> _EXERCISE_: Within the records that follow, find every line containing the string "from". Copy those lines.

> _MATERIAL SUPPLIED_:
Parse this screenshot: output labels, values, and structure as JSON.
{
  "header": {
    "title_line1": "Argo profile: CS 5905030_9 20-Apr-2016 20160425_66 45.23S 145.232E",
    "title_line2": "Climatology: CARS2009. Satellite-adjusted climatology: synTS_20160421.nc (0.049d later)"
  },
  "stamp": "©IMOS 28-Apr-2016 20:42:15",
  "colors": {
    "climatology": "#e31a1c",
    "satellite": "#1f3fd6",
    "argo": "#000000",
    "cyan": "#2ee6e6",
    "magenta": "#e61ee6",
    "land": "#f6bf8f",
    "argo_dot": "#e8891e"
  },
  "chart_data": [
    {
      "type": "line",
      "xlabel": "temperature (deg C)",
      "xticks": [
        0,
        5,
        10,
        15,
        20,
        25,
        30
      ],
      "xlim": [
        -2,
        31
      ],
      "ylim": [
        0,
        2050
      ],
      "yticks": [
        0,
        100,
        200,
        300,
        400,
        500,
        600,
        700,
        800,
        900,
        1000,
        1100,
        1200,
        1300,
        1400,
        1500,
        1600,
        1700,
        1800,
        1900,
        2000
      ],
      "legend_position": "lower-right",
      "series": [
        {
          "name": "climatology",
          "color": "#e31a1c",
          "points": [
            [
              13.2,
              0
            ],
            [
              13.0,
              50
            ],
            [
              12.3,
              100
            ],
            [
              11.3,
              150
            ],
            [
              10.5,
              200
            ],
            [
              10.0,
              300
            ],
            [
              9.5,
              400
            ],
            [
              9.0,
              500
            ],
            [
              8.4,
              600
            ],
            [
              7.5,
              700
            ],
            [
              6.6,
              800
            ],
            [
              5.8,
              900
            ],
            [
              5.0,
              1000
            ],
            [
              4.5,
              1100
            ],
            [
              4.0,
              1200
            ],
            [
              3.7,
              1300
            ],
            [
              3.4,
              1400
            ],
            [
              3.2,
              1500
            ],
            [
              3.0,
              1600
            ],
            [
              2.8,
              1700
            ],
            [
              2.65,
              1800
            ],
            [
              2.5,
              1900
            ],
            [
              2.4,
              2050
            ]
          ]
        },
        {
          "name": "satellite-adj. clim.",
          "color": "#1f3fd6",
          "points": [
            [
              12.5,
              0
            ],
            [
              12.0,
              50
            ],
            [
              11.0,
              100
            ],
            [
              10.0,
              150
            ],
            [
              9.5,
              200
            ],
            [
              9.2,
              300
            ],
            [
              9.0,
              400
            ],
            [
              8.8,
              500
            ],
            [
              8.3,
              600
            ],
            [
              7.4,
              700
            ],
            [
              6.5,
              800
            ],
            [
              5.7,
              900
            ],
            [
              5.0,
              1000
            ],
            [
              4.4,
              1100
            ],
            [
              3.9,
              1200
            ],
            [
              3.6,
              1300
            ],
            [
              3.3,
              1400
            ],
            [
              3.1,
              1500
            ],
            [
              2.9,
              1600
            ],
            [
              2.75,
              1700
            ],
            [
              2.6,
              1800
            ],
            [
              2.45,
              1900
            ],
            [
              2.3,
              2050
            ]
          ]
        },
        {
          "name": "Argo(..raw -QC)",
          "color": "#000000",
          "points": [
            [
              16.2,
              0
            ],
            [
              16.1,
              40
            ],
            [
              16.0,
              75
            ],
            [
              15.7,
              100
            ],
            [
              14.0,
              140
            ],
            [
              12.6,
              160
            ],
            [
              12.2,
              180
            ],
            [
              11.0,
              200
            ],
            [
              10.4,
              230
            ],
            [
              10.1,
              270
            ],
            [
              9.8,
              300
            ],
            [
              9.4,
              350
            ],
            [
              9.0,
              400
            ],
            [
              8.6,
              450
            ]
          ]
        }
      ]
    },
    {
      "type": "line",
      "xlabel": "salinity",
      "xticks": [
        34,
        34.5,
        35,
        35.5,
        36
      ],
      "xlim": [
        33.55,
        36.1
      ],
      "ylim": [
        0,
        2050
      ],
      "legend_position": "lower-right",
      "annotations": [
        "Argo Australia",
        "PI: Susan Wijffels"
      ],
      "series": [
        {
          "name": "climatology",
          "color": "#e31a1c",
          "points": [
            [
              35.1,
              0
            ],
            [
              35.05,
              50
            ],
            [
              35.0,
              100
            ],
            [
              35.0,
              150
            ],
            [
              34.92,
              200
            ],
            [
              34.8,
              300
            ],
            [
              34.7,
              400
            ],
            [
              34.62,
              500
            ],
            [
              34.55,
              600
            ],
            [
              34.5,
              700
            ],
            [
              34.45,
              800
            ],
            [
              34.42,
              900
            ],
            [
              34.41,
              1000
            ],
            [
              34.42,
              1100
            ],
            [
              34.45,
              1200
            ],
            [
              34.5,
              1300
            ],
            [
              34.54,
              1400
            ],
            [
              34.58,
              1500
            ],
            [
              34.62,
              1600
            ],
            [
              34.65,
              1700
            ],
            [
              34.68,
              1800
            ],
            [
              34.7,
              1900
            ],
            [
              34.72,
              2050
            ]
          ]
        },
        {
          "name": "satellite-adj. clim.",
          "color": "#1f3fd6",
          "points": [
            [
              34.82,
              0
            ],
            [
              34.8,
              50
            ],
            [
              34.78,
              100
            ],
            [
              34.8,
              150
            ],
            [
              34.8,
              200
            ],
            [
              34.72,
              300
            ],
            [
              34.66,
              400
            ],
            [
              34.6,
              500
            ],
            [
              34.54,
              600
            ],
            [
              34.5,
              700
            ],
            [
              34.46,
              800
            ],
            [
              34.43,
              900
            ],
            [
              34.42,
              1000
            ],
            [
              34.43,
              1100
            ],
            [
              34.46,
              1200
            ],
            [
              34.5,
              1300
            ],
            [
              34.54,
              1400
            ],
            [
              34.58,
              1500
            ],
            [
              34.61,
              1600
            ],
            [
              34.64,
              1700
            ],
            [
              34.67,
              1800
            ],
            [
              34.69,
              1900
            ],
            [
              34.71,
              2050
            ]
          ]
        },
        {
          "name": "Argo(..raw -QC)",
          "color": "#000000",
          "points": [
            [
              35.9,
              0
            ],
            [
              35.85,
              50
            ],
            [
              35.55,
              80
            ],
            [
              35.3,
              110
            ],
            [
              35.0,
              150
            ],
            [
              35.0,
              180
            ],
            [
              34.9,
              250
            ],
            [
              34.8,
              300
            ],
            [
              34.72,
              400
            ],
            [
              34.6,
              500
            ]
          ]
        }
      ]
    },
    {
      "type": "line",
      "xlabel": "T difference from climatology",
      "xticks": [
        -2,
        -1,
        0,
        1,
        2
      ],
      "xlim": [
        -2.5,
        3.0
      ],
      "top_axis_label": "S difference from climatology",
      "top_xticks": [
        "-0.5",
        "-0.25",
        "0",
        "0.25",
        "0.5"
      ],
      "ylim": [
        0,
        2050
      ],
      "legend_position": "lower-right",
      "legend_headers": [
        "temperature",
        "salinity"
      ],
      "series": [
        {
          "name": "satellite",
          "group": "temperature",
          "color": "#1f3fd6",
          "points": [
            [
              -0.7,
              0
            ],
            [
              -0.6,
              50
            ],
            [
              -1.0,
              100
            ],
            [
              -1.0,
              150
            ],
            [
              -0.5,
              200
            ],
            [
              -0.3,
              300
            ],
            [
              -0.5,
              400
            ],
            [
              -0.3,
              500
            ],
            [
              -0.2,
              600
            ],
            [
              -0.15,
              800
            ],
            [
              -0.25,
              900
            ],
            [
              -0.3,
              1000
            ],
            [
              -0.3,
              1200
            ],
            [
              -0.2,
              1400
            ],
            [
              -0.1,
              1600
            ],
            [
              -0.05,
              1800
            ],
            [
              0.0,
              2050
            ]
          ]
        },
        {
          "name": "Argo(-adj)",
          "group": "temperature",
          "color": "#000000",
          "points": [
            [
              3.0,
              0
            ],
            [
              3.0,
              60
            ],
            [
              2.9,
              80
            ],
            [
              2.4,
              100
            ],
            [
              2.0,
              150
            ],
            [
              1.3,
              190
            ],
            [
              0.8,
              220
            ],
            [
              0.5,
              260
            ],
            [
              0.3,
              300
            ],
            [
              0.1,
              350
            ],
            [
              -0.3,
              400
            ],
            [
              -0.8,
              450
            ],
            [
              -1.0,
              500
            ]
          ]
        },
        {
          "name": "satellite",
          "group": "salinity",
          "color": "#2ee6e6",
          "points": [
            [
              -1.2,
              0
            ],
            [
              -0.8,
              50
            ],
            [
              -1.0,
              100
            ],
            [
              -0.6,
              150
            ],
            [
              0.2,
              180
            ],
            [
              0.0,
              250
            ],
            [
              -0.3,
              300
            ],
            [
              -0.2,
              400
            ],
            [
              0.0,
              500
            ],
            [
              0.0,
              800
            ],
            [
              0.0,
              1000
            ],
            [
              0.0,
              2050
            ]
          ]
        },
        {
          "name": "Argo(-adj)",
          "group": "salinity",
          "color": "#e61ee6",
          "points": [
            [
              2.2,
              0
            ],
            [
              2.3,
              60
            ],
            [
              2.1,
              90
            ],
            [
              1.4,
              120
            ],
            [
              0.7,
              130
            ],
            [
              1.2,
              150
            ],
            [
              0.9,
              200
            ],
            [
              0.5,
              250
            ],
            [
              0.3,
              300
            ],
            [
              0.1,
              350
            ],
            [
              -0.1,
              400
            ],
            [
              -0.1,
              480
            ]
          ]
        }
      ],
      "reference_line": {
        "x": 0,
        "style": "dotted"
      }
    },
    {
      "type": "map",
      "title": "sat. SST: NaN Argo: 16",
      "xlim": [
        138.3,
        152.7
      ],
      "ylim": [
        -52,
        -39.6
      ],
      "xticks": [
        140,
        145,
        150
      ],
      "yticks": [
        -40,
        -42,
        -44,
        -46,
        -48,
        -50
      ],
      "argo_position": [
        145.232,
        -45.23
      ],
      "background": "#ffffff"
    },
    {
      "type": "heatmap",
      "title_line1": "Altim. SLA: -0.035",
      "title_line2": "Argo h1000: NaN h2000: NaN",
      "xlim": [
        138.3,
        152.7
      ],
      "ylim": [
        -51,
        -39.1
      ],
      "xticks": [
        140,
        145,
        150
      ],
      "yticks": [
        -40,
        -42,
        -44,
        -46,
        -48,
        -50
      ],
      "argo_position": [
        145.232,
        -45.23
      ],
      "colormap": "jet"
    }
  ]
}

> _THE RESULT_:
      "xlabel": "T difference from climatology",
      "top_axis_label": "S difference from climatology",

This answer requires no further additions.